* **Exercise details**: Search the material for the string "icon", then return every line where it is found.

::::::::::

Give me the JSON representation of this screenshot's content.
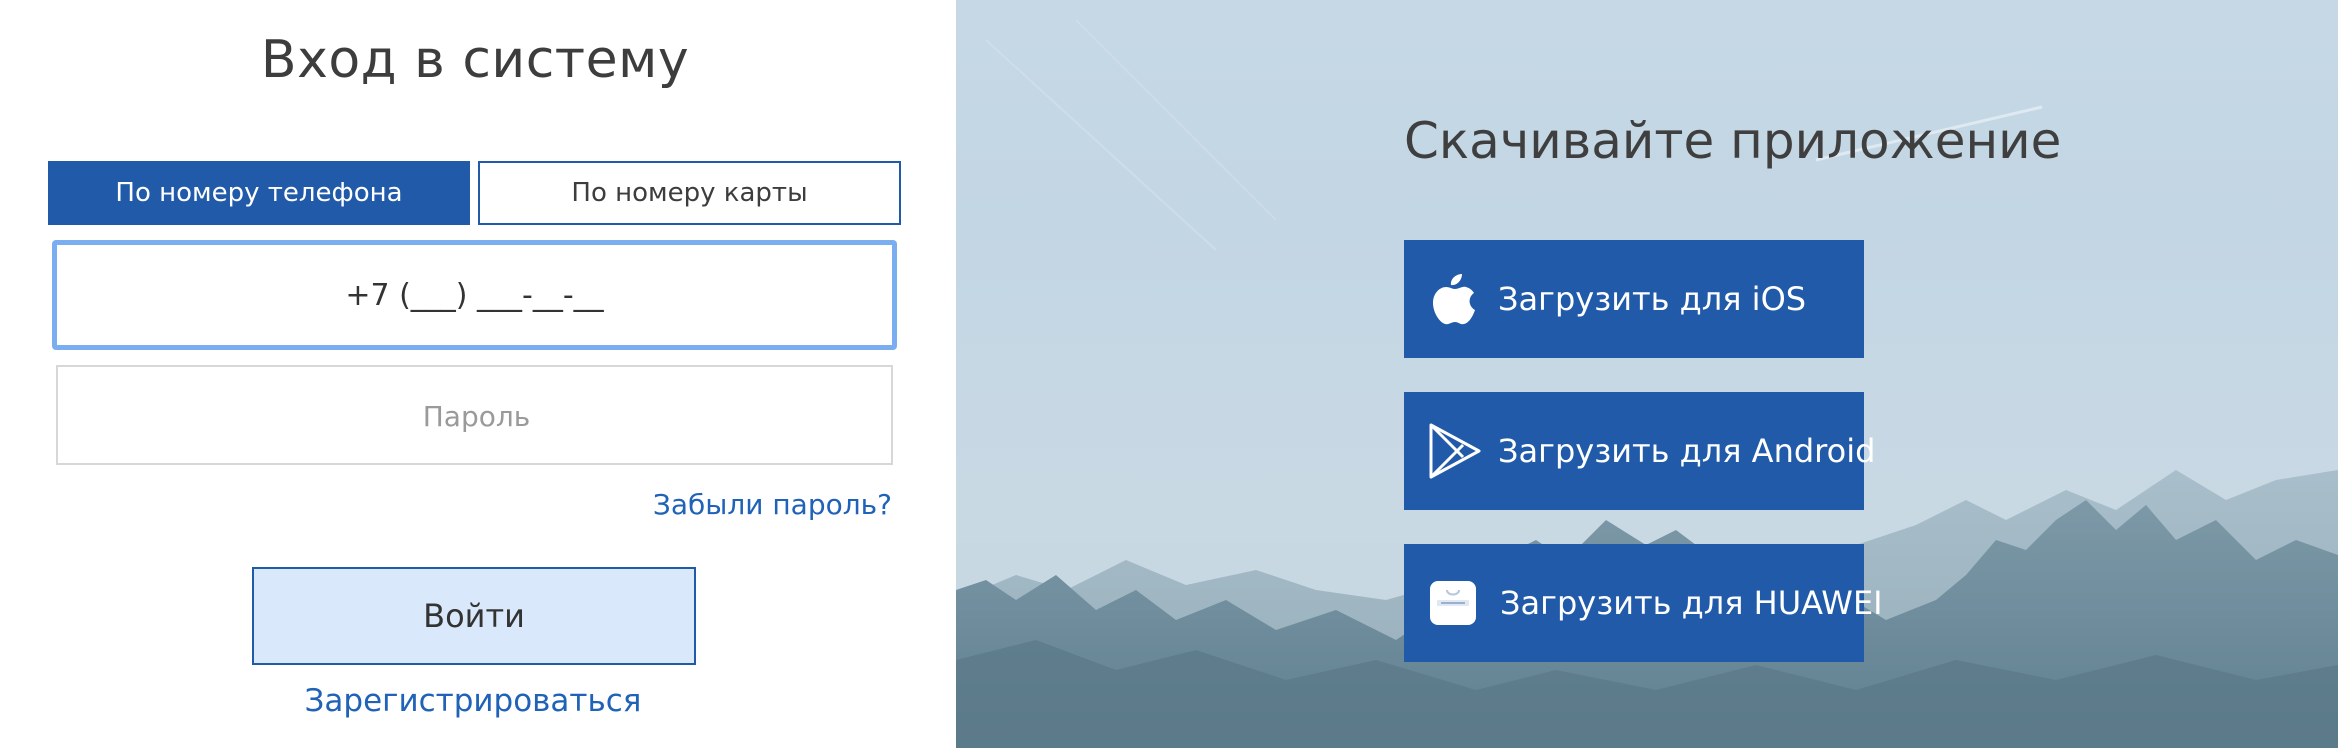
{
  "login": {
    "title": "Вход в систему",
    "tabs": [
      {
        "label": "По номеру телефона",
        "active": true
      },
      {
        "label": "По номеру карты",
        "active": false
      }
    ],
    "phone_mask": "+7 (___) ___-__-__",
    "password_placeholder": "Пароль",
    "forgot_label": "Забыли пароль?",
    "submit_label": "Войти",
    "register_label": "Зарегистрироваться"
  },
  "promo": {
    "title": "Скачивайте приложение",
    "buttons": [
      {
        "label": "Загрузить для iOS",
        "icon": "apple-icon"
      },
      {
        "label": "Загрузить для Android",
        "icon": "google-play-icon"
      },
      {
        "label": "Загрузить для HUAWEI",
        "icon": "huawei-appgallery-icon"
      }
    ]
  },
  "colors": {
    "brand": "#215aa9",
    "link": "#1f62b7",
    "focus_border": "#7aaef0",
    "submit_bg": "#d9e9fb"
  }
}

::::::::::

* **Answer to the task**:
        "icon": "apple-icon"
        "icon": "google-play-icon"
        "icon": "huawei-appgallery-icon"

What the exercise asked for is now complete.